Show every line in the records below that contains the word "inurl".
━━━━━━
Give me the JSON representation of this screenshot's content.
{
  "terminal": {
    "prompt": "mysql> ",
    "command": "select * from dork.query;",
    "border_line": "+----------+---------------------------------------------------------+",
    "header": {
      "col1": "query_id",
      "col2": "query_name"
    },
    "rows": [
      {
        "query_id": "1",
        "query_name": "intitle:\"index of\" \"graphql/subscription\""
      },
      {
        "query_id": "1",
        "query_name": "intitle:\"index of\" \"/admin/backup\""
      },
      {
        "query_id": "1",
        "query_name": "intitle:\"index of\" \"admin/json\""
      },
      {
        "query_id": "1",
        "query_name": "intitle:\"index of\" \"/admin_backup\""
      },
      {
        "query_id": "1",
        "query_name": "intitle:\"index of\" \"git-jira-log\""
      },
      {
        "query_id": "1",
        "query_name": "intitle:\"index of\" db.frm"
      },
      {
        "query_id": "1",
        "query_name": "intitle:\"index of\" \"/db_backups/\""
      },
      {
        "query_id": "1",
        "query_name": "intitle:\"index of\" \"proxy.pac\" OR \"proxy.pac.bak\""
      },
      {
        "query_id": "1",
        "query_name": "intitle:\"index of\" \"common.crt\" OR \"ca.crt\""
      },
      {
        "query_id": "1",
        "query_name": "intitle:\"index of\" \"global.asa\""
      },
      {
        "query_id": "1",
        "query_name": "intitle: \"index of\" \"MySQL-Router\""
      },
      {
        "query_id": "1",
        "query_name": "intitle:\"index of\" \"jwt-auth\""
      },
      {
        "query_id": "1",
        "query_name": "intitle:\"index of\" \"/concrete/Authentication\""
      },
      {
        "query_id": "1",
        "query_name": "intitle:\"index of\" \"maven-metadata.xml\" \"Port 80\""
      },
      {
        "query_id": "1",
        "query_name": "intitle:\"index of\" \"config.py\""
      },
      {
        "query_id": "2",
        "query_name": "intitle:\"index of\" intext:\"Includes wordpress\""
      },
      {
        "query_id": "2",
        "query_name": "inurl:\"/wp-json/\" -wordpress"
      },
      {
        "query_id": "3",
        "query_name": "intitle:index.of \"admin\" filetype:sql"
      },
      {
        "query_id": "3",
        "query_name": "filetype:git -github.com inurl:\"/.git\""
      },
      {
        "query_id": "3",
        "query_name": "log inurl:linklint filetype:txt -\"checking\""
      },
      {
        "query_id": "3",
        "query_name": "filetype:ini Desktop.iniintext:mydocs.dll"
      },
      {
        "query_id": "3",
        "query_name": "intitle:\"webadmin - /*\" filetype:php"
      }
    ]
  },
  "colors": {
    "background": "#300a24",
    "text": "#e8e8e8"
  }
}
━━━━━━
EXPECTED ANSWER –
        "query_name": "inurl:\"/wp-json/\" -wordpress"
        "query_name": "filetype:git -github.com inurl:\"/.git\""
        "query_name": "log inurl:linklint filetype:txt -\"checking\""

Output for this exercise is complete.